# WHAT THIS TASK INVOLVES
Examine each line of the data. Copy those that contain the string "page".

# PROVIDED MATERIAL

— Start —

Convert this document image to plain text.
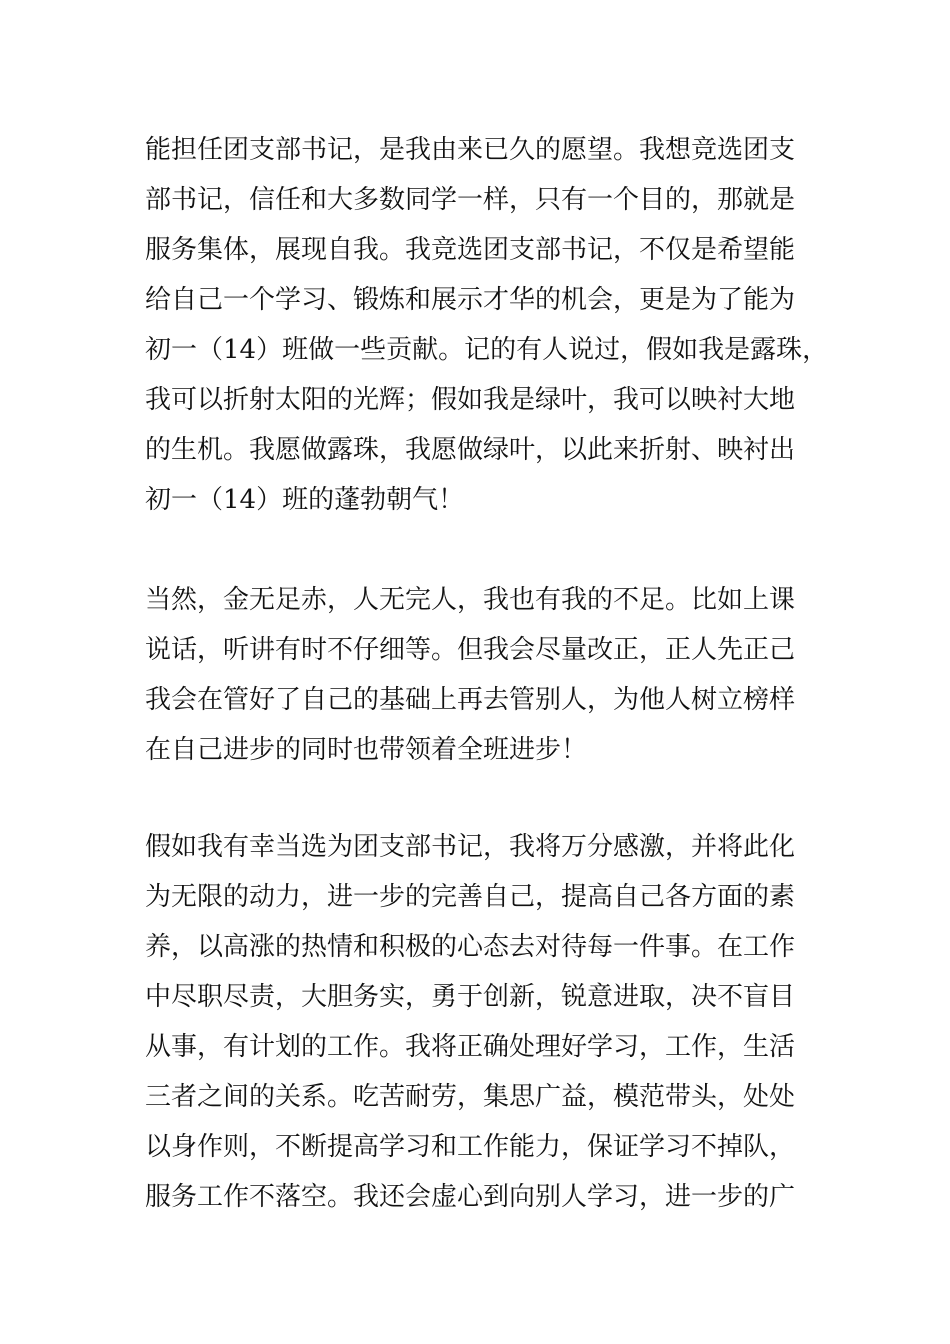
能担任团支部书记，是我由来已久的愿望。我想竞选团支
部书记，信任和大多数同学一样，只有一个目的，那就是
服务集体，展现自我。我竞选团支部书记，不仅是希望能
给自己一个学习、锻炼和展示才华的机会，更是为了能为
初一（14）班做一些贡献。记的有人说过，假如我是露珠，
我可以折射太阳的光辉；假如我是绿叶，我可以映衬大地
的生机。我愿做露珠，我愿做绿叶，以此来折射、映衬出
初一（14）班的蓬勃朝气！
当然，金无足赤，人无完人，我也有我的不足。比如上课
说话，听讲有时不仔细等。但我会尽量改正，正人先正己
我会在管好了自己的基础上再去管别人，为他人树立榜样
在自己进步的同时也带领着全班进步！
假如我有幸当选为团支部书记，我将万分感激，并将此化
为无限的动力，进一步的完善自己，提高自己各方面的素
养，以高涨的热情和积极的心态去对待每一件事。在工作
中尽职尽责，大胆务实，勇于创新，锐意进取，决不盲目
从事，有计划的工作。我将正确处理好学习，工作，生活
三者之间的关系。吃苦耐劳，集思广益，模范带头，处处
以身作则，不断提高学习和工作能力，保证学习不掉队，
服务工作不落空。我还会虚心到向别人学习，进一步的广
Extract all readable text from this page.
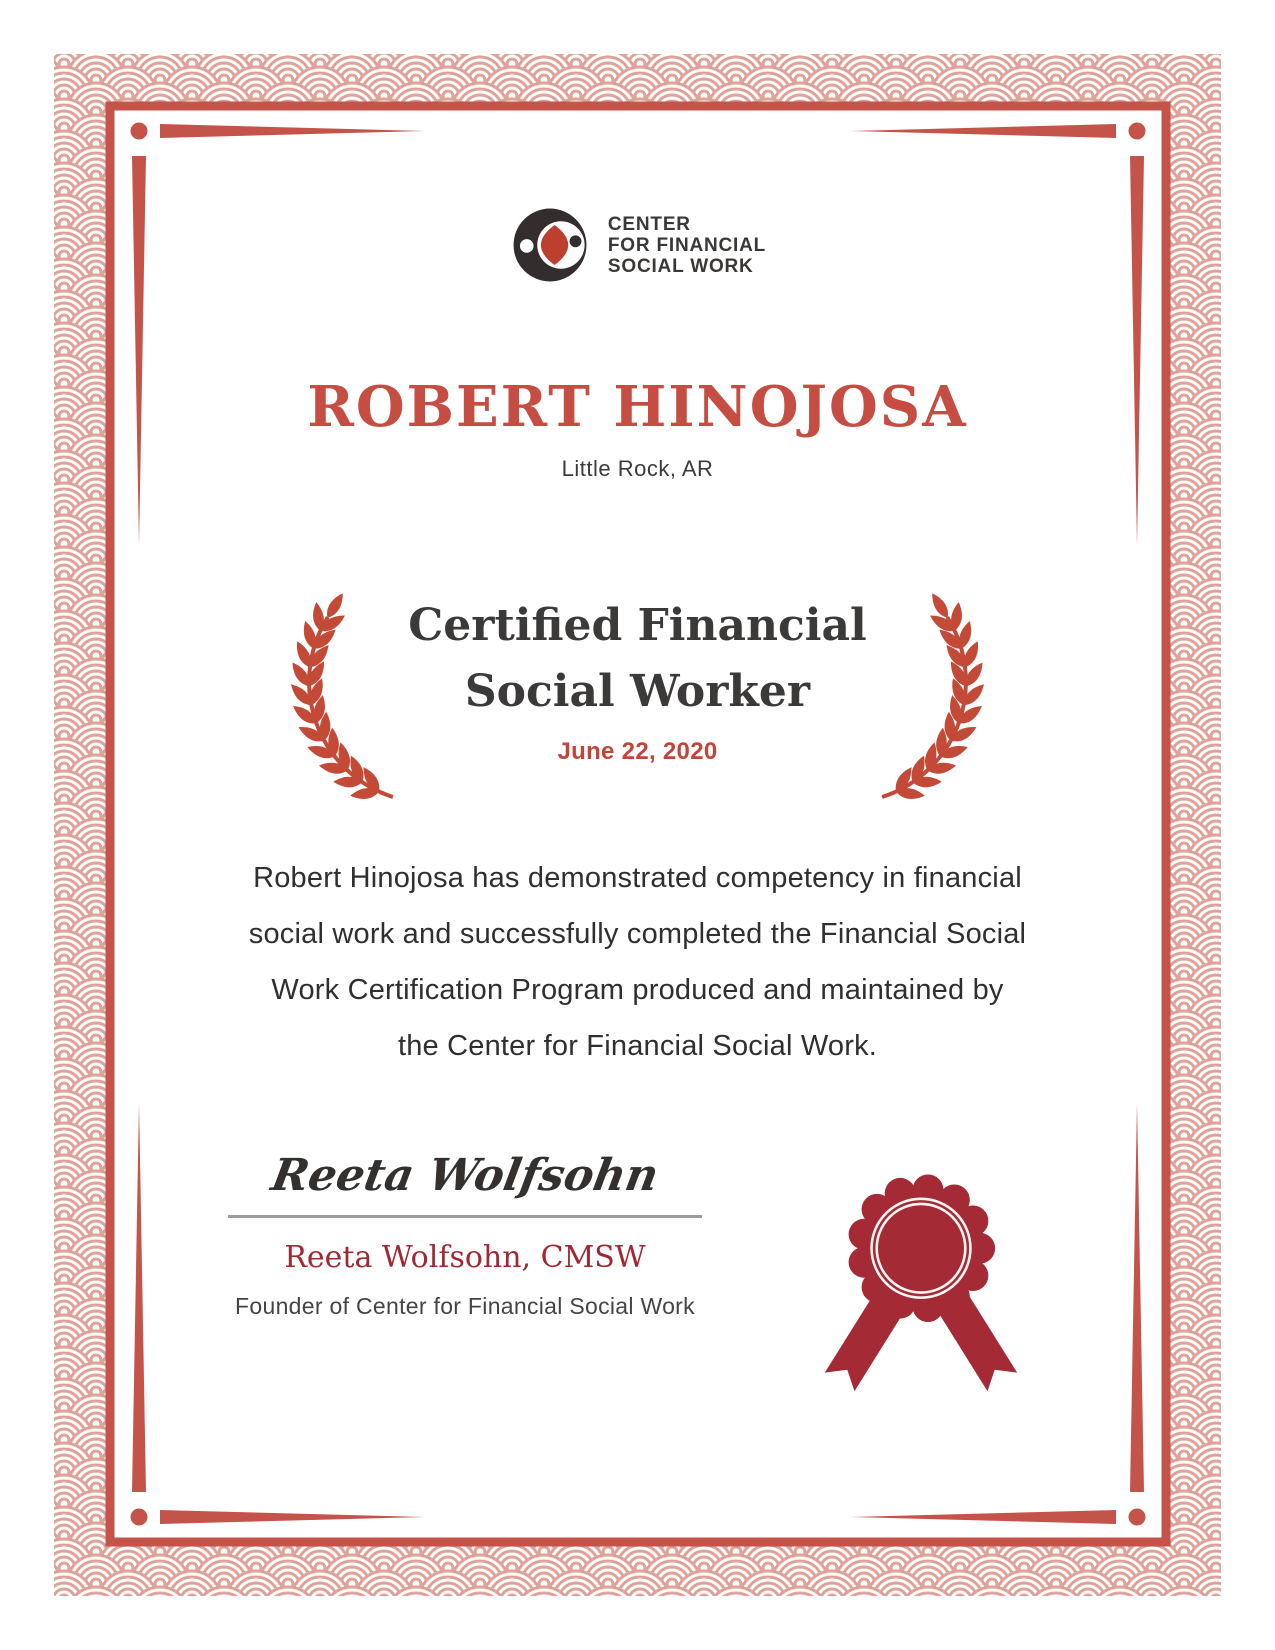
CENTER
FOR FINANCIAL
SOCIAL WORK
ROBERT HINOJOSA
Little Rock, AR
Certified Financial
Social Worker
June 22, 2020
Robert Hinojosa has demonstrated competency in financial
social work and successfully completed the Financial Social
Work Certification Program produced and maintained by
the Center for Financial Social Work.
Reeta Wolfsohn
Reeta Wolfsohn, CMSW
Founder of Center for Financial Social Work
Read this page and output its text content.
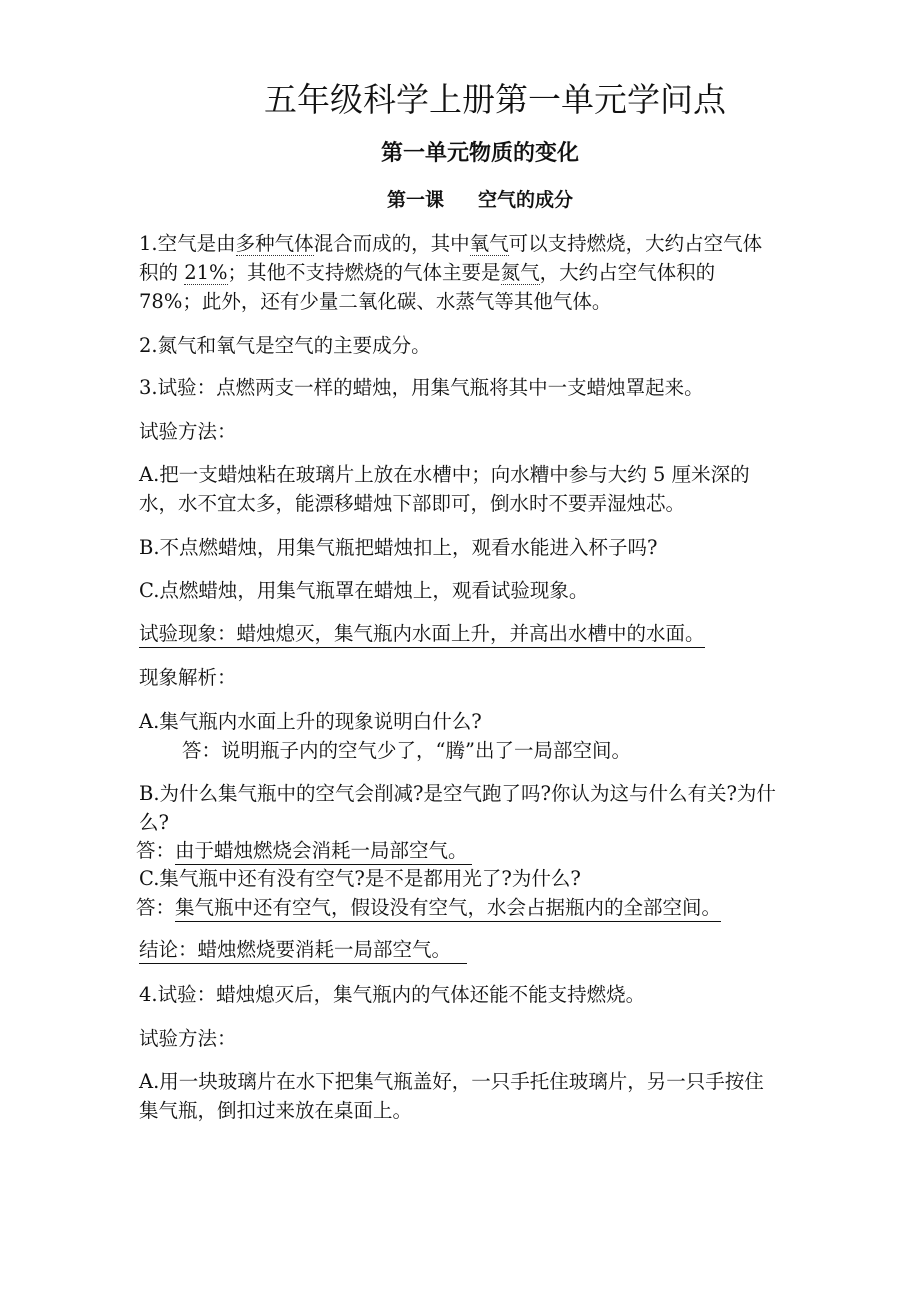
五年级科学上册第一单元学问点
第一单元物质的变化
第一课 空气的成分

1.空气是由多种气体混合而成的，其中氧气可以支持燃烧，大约占空气体积的 21%；其他不支持燃烧的气体主要是氮气，大约占空气体积的 78%；此外，还有少量二氧化碳、水蒸气等其他气体。

2.氮气和氧气是空气的主要成分。

3.试验：点燃两支一样的蜡烛，用集气瓶将其中一支蜡烛罩起来。

试验方法：

A.把一支蜡烛粘在玻璃片上放在水槽中；向水糟中参与大约 5 厘米深的水，水不宜太多，能漂移蜡烛下部即可，倒水时不要弄湿烛芯。

B.不点燃蜡烛，用集气瓶把蜡烛扣上，观看水能进入杯子吗?

C.点燃蜡烛，用集气瓶罩在蜡烛上，观看试验现象。

试验现象：蜡烛熄灭，集气瓶内水面上升，并高出水槽中的水面。

现象解析：

A.集气瓶内水面上升的现象说明白什么?

答：说明瓶子内的空气少了，“腾”出了一局部空间。

B.为什么集气瓶中的空气会削减?是空气跑了吗?你认为这与什么有关?为什么?

答：由于蜡烛燃烧会消耗一局部空气。

C.集气瓶中还有没有空气?是不是都用光了?为什么?

答：集气瓶中还有空气，假设没有空气，水会占据瓶内的全部空间。

结论：蜡烛燃烧要消耗一局部空气。

4.试验：蜡烛熄灭后，集气瓶内的气体还能不能支持燃烧。

试验方法：

A.用一块玻璃片在水下把集气瓶盖好，一只手托住玻璃片，另一只手按住集气瓶，倒扣过来放在桌面上。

— End —

# FINAL RESULT
Extract all readable text from this page.
Read this page and output its text content.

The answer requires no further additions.